Retype each entry below, keeping every character the same.

● **INPUT FOR THIS TASK**:
────────────────────────────────────────
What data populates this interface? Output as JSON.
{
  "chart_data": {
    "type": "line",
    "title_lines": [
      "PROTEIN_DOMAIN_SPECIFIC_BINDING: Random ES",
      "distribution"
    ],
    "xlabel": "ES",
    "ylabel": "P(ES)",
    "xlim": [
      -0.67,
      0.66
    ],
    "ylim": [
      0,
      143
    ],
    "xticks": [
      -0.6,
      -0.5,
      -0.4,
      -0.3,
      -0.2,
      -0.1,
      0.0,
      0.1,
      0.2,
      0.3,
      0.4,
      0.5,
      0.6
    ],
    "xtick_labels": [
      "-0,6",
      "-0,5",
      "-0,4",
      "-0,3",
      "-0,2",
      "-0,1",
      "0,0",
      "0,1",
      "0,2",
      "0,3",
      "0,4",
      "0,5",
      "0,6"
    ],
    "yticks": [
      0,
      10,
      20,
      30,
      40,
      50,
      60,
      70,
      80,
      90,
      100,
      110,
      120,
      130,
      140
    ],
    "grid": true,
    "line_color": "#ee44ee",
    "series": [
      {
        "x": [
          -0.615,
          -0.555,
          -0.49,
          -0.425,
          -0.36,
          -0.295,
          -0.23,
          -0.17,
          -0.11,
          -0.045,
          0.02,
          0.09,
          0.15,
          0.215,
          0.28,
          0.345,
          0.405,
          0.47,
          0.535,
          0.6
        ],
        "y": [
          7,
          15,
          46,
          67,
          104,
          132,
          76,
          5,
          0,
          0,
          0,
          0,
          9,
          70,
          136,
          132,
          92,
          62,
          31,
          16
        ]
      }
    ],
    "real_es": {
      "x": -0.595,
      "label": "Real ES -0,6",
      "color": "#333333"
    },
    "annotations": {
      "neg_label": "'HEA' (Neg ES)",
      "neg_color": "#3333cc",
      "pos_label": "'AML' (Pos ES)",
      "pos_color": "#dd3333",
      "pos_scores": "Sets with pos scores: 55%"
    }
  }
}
────────────────────────────────────────
● **RESULT OF THE TASK**:
What data populates this interface? Output as JSON.
{
  "chart_data": {
    "type": "line",
    "title_lines": [
      "PROTEIN_DOMAIN_SPECIFIC_BINDING: Random ES",
      "distribution"
    ],
    "xlabel": "ES",
    "ylabel": "P(ES)",
    "xlim": [
      -0.67,
      0.66
    ],
    "ylim": [
      0,
      143
    ],
    "xticks": [
      -0.6,
      -0.5,
      -0.4,
      -0.3,
      -0.2,
      -0.1,
      0.0,
      0.1,
      0.2,
      0.3,
      0.4,
      0.5,
      0.6
    ],
    "xtick_labels": [
      "-0,6",
      "-0,5",
      "-0,4",
      "-0,3",
      "-0,2",
      "-0,1",
      "0,0",
      "0,1",
      "0,2",
      "0,3",
      "0,4",
      "0,5",
      "0,6"
    ],
    "yticks": [
      0,
      10,
      20,
      30,
      40,
      50,
      60,
      70,
      80,
      90,
      100,
      110,
      120,
      130,
      140
    ],
    "grid": true,
    "line_color": "#ee44ee",
    "series": [
      {
        "x": [
          -0.615,
          -0.555,
          -0.49,
          -0.425,
          -0.36,
          -0.295,
          -0.23,
          -0.17,
          -0.11,
          -0.045,
          0.02,
          0.09,
          0.15,
          0.215,
          0.28,
          0.345,
          0.405,
          0.47,
          0.535,
          0.6
        ],
        "y": [
          7,
          15,
          46,
          67,
          104,
          132,
          76,
          5,
          0,
          0,
          0,
          0,
          9,
          70,
          136,
          132,
          92,
          62,
          31,
          16
        ]
      }
    ],
    "real_es": {
      "x": -0.595,
      "label": "Real ES -0,6",
      "color": "#333333"
    },
    "annotations": {
      "neg_label": "'HEA' (Neg ES)",
      "neg_color": "#3333cc",
      "pos_label": "'AML' (Pos ES)",
      "pos_color": "#dd3333",
      "pos_scores": "Sets with pos scores: 55%"
    }
  }
}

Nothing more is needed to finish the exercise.